Do this:
Write every record out again exactly, and keep images out of it.
───── Dataset excerpts ─────
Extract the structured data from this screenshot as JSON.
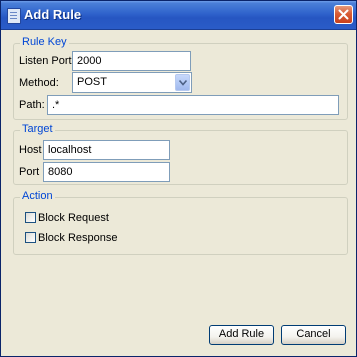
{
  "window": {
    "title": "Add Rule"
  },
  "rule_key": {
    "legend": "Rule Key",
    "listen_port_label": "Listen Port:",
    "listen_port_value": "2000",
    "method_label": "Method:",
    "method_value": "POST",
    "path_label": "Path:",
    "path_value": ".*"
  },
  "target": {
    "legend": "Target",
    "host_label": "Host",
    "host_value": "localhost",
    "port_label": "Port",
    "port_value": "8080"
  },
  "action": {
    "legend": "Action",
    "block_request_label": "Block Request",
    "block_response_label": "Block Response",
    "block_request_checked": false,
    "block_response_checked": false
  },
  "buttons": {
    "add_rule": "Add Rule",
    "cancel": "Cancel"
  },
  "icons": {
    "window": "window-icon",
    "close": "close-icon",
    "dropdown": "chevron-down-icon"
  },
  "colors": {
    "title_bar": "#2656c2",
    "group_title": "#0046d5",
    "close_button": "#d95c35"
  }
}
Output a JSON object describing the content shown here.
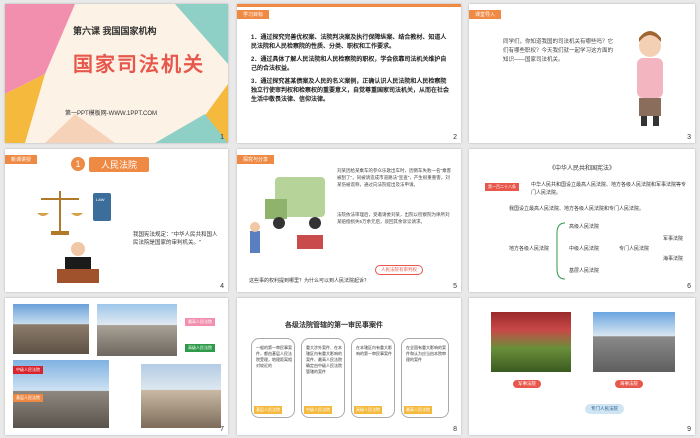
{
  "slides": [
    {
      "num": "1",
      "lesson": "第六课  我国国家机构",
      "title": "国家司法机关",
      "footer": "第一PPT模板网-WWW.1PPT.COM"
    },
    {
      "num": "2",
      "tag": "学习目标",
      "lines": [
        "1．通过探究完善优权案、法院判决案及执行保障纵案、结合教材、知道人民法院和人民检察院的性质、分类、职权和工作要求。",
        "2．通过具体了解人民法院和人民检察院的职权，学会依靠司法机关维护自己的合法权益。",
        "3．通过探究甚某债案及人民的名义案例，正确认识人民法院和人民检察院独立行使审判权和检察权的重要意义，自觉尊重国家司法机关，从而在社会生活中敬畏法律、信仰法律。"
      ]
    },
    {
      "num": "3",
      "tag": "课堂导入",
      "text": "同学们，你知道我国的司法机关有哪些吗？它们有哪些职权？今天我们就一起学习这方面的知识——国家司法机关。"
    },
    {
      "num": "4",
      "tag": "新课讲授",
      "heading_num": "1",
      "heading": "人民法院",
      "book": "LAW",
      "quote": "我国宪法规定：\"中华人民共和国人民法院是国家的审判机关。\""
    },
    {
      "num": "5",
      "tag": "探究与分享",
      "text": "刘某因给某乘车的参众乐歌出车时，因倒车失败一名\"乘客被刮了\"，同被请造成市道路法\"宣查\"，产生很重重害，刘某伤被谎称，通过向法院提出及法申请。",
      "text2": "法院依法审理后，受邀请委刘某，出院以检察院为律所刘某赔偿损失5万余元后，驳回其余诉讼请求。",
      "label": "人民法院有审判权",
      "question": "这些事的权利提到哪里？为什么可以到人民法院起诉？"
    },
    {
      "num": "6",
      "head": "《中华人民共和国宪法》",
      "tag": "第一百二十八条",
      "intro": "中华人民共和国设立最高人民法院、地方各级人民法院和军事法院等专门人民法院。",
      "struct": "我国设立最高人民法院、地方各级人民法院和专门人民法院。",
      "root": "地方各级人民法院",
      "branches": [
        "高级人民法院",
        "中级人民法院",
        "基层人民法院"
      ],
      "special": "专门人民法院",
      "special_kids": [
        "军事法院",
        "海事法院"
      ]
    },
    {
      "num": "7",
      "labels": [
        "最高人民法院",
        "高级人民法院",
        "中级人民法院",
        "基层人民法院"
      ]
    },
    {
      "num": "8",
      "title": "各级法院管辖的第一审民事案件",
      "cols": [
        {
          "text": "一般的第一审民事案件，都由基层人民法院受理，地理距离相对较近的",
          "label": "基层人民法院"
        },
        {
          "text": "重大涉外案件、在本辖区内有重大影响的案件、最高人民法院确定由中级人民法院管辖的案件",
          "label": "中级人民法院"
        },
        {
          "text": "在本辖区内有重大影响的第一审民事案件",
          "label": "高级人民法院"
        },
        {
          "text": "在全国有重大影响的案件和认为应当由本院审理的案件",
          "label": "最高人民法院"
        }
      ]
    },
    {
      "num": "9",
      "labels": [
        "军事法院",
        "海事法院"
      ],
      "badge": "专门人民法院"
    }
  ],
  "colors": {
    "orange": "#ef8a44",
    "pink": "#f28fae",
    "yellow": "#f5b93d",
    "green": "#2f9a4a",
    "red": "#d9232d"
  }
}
─────
Result:
Extract the structured data from this screenshot as JSON.
{
  "window": {
    "title": "Add Rule"
  },
  "rule_key": {
    "legend": "Rule Key",
    "listen_port_label": "Listen Port:",
    "listen_port_value": "2000",
    "method_label": "Method:",
    "method_value": "POST",
    "path_label": "Path:",
    "path_value": ".*"
  },
  "target": {
    "legend": "Target",
    "host_label": "Host",
    "host_value": "localhost",
    "port_label": "Port",
    "port_value": "8080"
  },
  "action": {
    "legend": "Action",
    "block_request_label": "Block Request",
    "block_response_label": "Block Response",
    "block_request_checked": false,
    "block_response_checked": false
  },
  "buttons": {
    "add_rule": "Add Rule",
    "cancel": "Cancel"
  },
  "icons": {
    "window": "window-icon",
    "close": "close-icon",
    "dropdown": "chevron-down-icon"
  },
  "colors": {
    "title_bar": "#2656c2",
    "group_title": "#0046d5",
    "close_button": "#d95c35"
  }
}
Output a JSON object describing the content shown here.
{
  "slides": [
    {
      "num": "1",
      "lesson": "第六课  我国国家机构",
      "title": "国家司法机关",
      "footer": "第一PPT模板网-WWW.1PPT.COM"
    },
    {
      "num": "2",
      "tag": "学习目标",
      "lines": [
        "1．通过探究完善优权案、法院判决案及执行保障纵案、结合教材、知道人民法院和人民检察院的性质、分类、职权和工作要求。",
        "2．通过具体了解人民法院和人民检察院的职权，学会依靠司法机关维护自己的合法权益。",
        "3．通过探究甚某债案及人民的名义案例，正确认识人民法院和人民检察院独立行使审判权和检察权的重要意义，自觉尊重国家司法机关，从而在社会生活中敬畏法律、信仰法律。"
      ]
    },
    {
      "num": "3",
      "tag": "课堂导入",
      "text": "同学们，你知道我国的司法机关有哪些吗？它们有哪些职权？今天我们就一起学习这方面的知识——国家司法机关。"
    },
    {
      "num": "4",
      "tag": "新课讲授",
      "heading_num": "1",
      "heading": "人民法院",
      "book": "LAW",
      "quote": "我国宪法规定：\"中华人民共和国人民法院是国家的审判机关。\""
    },
    {
      "num": "5",
      "tag": "探究与分享",
      "text": "刘某因给某乘车的参众乐歌出车时，因倒车失败一名\"乘客被刮了\"，同被请造成市道路法\"宣查\"，产生很重重害，刘某伤被谎称，通过向法院提出及法申请。",
      "text2": "法院依法审理后，受邀请委刘某，出院以检察院为律所刘某赔偿损失5万余元后，驳回其余诉讼请求。",
      "label": "人民法院有审判权",
      "question": "这些事的权利提到哪里？为什么可以到人民法院起诉？"
    },
    {
      "num": "6",
      "head": "《中华人民共和国宪法》",
      "tag": "第一百二十八条",
      "intro": "中华人民共和国设立最高人民法院、地方各级人民法院和军事法院等专门人民法院。",
      "struct": "我国设立最高人民法院、地方各级人民法院和专门人民法院。",
      "root": "地方各级人民法院",
      "branches": [
        "高级人民法院",
        "中级人民法院",
        "基层人民法院"
      ],
      "special": "专门人民法院",
      "special_kids": [
        "军事法院",
        "海事法院"
      ]
    },
    {
      "num": "7",
      "labels": [
        "最高人民法院",
        "高级人民法院",
        "中级人民法院",
        "基层人民法院"
      ]
    },
    {
      "num": "8",
      "title": "各级法院管辖的第一审民事案件",
      "cols": [
        {
          "text": "一般的第一审民事案件，都由基层人民法院受理，地理距离相对较近的",
          "label": "基层人民法院"
        },
        {
          "text": "重大涉外案件、在本辖区内有重大影响的案件、最高人民法院确定由中级人民法院管辖的案件",
          "label": "中级人民法院"
        },
        {
          "text": "在本辖区内有重大影响的第一审民事案件",
          "label": "高级人民法院"
        },
        {
          "text": "在全国有重大影响的案件和认为应当由本院审理的案件",
          "label": "最高人民法院"
        }
      ]
    },
    {
      "num": "9",
      "labels": [
        "军事法院",
        "海事法院"
      ],
      "badge": "专门人民法院"
    }
  ],
  "colors": {
    "orange": "#ef8a44",
    "pink": "#f28fae",
    "yellow": "#f5b93d",
    "green": "#2f9a4a",
    "red": "#d9232d"
  }
}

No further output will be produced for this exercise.